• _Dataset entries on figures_
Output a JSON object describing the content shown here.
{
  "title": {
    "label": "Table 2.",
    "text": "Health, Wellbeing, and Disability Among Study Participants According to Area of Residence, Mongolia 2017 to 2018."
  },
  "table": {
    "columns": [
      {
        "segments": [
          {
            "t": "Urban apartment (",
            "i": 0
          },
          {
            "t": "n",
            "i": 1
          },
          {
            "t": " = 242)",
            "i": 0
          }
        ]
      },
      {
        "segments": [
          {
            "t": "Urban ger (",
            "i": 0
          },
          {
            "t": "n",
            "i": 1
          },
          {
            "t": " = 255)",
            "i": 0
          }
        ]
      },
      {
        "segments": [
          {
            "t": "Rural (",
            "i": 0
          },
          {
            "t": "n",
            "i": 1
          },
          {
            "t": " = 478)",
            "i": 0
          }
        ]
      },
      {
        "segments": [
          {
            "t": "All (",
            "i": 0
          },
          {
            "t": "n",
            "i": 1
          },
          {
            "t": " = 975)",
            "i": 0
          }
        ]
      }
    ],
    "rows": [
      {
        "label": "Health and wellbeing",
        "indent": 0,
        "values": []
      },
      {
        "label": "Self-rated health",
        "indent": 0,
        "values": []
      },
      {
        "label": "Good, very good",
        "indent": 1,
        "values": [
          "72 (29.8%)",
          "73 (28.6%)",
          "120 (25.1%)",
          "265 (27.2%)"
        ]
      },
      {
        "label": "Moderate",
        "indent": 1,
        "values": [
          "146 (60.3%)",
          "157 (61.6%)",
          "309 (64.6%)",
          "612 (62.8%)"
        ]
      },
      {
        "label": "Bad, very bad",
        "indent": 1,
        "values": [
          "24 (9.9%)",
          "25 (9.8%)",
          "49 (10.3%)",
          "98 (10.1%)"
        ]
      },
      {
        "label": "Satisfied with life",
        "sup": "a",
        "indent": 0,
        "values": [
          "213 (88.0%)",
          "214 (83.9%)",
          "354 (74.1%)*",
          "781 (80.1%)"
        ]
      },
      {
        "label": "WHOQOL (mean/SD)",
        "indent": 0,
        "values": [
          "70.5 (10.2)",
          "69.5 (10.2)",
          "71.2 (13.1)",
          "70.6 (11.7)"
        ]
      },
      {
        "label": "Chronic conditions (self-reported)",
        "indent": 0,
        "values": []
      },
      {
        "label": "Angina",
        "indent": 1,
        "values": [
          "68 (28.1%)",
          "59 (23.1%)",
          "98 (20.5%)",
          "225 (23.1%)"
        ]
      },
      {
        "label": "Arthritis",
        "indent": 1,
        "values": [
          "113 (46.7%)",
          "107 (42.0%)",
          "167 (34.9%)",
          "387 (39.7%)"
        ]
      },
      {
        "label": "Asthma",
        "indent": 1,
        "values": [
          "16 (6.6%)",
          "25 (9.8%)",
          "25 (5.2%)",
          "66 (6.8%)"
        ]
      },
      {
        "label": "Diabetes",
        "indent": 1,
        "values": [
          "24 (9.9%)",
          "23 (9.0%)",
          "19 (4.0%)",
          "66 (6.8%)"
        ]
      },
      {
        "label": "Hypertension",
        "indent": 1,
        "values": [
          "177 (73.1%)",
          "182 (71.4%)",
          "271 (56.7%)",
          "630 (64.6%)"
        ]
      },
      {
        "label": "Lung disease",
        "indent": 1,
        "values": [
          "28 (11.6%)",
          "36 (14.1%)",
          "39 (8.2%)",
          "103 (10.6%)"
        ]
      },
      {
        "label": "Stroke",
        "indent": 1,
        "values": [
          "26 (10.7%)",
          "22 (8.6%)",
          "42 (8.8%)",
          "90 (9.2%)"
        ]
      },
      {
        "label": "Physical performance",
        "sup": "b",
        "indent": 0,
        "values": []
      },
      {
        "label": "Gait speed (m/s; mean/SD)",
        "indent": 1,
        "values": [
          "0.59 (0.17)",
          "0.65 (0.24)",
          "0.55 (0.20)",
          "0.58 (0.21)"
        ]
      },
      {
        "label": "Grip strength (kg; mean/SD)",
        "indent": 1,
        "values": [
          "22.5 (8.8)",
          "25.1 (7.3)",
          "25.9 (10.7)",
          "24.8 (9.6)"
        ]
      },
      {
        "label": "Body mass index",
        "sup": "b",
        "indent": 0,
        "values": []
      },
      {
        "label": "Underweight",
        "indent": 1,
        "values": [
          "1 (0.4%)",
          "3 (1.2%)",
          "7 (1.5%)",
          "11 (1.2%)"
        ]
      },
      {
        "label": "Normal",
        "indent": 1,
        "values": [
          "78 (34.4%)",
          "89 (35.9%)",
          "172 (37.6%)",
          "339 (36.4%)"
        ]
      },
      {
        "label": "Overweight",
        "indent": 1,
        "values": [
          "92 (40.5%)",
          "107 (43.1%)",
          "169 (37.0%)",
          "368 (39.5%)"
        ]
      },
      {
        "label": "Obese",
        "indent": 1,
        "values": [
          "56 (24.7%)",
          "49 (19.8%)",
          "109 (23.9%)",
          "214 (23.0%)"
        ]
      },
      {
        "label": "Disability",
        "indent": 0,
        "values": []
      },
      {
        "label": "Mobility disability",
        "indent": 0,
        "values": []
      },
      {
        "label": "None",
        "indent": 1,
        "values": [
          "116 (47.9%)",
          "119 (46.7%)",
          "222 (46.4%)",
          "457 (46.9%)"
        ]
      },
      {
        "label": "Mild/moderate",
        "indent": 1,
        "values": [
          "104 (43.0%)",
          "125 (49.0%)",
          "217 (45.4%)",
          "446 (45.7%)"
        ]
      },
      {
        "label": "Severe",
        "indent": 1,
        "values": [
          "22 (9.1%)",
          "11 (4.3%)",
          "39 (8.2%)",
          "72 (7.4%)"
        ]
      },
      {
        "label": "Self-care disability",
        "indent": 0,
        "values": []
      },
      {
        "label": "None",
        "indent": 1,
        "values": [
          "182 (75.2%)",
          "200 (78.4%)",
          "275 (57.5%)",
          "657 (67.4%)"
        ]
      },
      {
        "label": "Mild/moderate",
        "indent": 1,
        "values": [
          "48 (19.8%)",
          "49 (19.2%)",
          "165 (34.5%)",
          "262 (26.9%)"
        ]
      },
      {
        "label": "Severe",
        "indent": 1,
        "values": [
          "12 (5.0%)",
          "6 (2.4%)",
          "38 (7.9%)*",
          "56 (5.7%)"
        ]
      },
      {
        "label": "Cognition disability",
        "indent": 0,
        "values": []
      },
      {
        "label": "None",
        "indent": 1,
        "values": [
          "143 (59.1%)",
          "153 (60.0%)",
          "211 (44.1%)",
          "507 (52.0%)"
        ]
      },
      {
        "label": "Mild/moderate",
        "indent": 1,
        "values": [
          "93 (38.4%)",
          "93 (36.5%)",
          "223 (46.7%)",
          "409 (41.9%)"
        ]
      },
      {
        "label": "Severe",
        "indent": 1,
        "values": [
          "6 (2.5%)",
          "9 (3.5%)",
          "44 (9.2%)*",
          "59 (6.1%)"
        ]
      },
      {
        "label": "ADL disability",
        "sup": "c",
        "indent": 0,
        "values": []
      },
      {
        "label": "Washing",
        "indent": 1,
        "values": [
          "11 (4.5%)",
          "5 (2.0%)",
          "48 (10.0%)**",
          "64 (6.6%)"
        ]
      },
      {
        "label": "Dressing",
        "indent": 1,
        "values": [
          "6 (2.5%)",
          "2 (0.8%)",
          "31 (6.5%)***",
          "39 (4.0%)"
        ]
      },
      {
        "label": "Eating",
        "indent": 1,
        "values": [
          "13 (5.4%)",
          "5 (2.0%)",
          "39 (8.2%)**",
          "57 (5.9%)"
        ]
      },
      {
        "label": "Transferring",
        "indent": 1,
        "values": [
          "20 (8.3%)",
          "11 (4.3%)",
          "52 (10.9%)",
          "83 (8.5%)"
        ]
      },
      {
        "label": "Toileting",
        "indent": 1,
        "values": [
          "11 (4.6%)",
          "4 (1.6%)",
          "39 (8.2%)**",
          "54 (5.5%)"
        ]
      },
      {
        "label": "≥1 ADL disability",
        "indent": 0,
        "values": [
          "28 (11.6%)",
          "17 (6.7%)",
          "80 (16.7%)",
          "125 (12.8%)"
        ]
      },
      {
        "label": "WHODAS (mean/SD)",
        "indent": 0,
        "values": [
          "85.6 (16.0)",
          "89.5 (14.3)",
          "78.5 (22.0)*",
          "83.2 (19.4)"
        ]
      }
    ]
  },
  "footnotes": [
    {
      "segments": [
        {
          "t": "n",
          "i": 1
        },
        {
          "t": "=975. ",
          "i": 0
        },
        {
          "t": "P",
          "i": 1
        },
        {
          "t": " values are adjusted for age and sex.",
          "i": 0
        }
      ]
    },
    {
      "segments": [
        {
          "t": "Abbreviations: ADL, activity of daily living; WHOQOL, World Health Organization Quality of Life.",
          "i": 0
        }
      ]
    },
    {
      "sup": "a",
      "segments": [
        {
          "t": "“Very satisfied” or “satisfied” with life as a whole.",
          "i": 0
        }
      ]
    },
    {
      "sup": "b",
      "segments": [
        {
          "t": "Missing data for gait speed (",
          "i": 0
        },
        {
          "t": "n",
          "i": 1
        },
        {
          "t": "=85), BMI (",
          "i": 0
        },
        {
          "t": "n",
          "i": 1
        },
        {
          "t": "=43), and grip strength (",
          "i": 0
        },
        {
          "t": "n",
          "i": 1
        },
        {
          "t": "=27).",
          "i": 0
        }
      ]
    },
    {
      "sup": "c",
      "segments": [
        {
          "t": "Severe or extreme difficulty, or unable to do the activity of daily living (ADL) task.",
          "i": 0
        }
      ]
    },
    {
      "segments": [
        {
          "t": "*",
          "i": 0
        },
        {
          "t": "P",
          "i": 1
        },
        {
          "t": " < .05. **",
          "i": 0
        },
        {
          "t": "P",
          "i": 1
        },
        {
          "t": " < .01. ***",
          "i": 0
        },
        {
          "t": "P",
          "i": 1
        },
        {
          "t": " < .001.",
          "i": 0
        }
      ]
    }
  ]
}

• _GOAL OF THE EXERCISE_
Each line above that holds the string "WHOQOL" should be copied and shown.

• _THE REPLY_
        "label": "WHOQOL (mean/SD)",
          "t": "Abbreviations: ADL, activity of daily living; WHOQOL, World Health Organization Quality of Life.",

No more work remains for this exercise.